◆ **PROBLEM 1**:
Duplicate a passage from the tax post, beginning with the words "Considering your treated" and ending after "over a Company.".
◆ **PROBLEM 2**:
In the tax post, what is the tax credit for tax the company has already paid called?

◆ **PROVIDED PASSAGE**:
——————————

Considering your treated on revenue account rather than capital, ie no capital gains discount. For mine, I would look at doing the trading in a company, with the shares of the company owned by a family trust or perhaps 2 family trusts (one yours and one your other family member).

In laymans terms the major difference btw a Trust and a Company is a Trust will allow you to take advantage of Capital Gains discounts whereas a Company won't, but since you won't have CGT discounts that takes away the advantage of a Trust over a Company.

A company allows you to retain profits in the company and caps the tax rate at 30%, maybe down to 27.5% if turnover is under $10m. The ATO are planning to reduce it down to 25% over the next 10 yrs for all businesses. If you are looking to keep profits in the business and compound profits over long term this is advantageous to paying tax on profits at the top marginal rate in your personal name. However if you wish to take profits out for personal use, whatever you take out will be added to your other personal income and taxed at marginal rates. So in effect it is a tax deferral tool until you wish to take money out of the company for personal use. You can choose how much and when you take it out.  This is usually done in the way of the company paying a dividend. A dividend must be paid in the ratio of who owns the shares, and you also get a tax credit for any tax the company has paid, called a franking credit. So if the shares are owned 50-50 with you (either individual or via trust) and your family member, when dividends are paid out it has to be done 50-50, if ownership is 75-25 when dividends are paid it has to be paid in same proportion.

If shares in the company are owned via a family/discretionary trust, then when the company pays a dividend to the trust, the trustee has discretion on where those funds are distributed, and can distribute them to take advantage of personal income tax rates, there is no ratio/prorata rules, one year the trustee could distribute 50-50, another year it could be 100-0, the trustee has total discretion unlike a company dividend. If you are single it probably doesn't make much difference, but if you have a spouse it will save quite a bit in tax. Assume just you receives a $180k dividend from company to trust that flows to you, tax on $180k would be approx $57,832, whereas if you were able to split it 50-50 with spouse so 90k taxable income each, tax would be approx $22,732 x 2 = $45,464 a tax saving of approx $13k.

——————————

◆ **SOURCE EXCERPT**:
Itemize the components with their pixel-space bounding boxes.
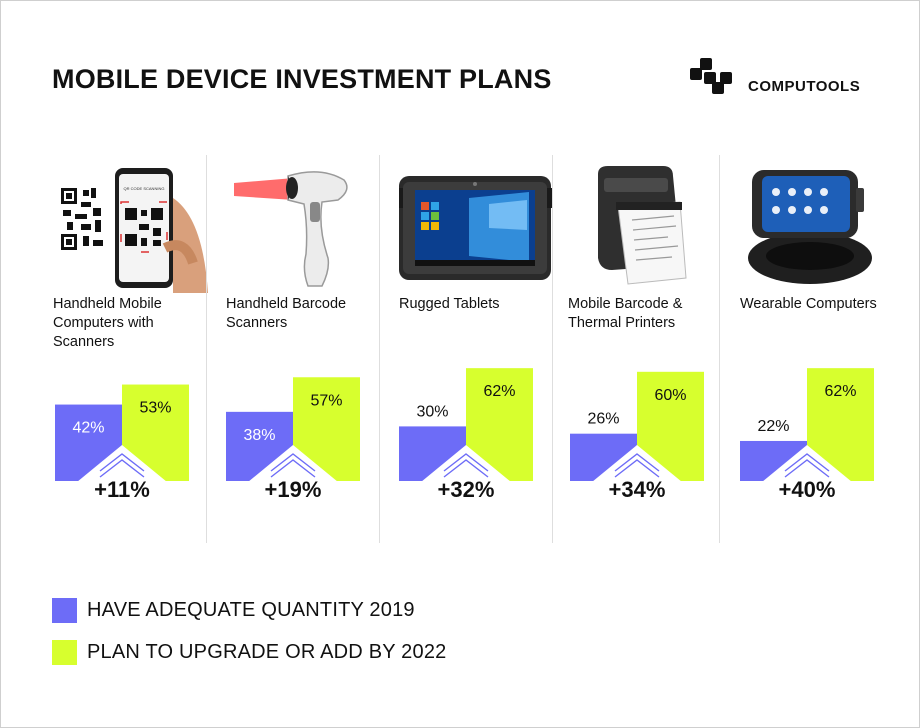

——————————

◆ **FULL ANSWER 1**:
Considering your treated on revenue account rather than capital, ie no capital gains discount. For mine, I would look at doing the trading in a company, with the shares of the company owned by a family trust or perhaps 2 family trusts (one yours and one your other family member).

In laymans terms the major difference btw a Trust and a Company is a Trust will allow you to take advantage of Capital Gains discounts whereas a Company won't, but since you won't have CGT discounts that takes away the advantage of a Trust over a Company.

◆ **FULL ANSWER 2**:
A franking credit.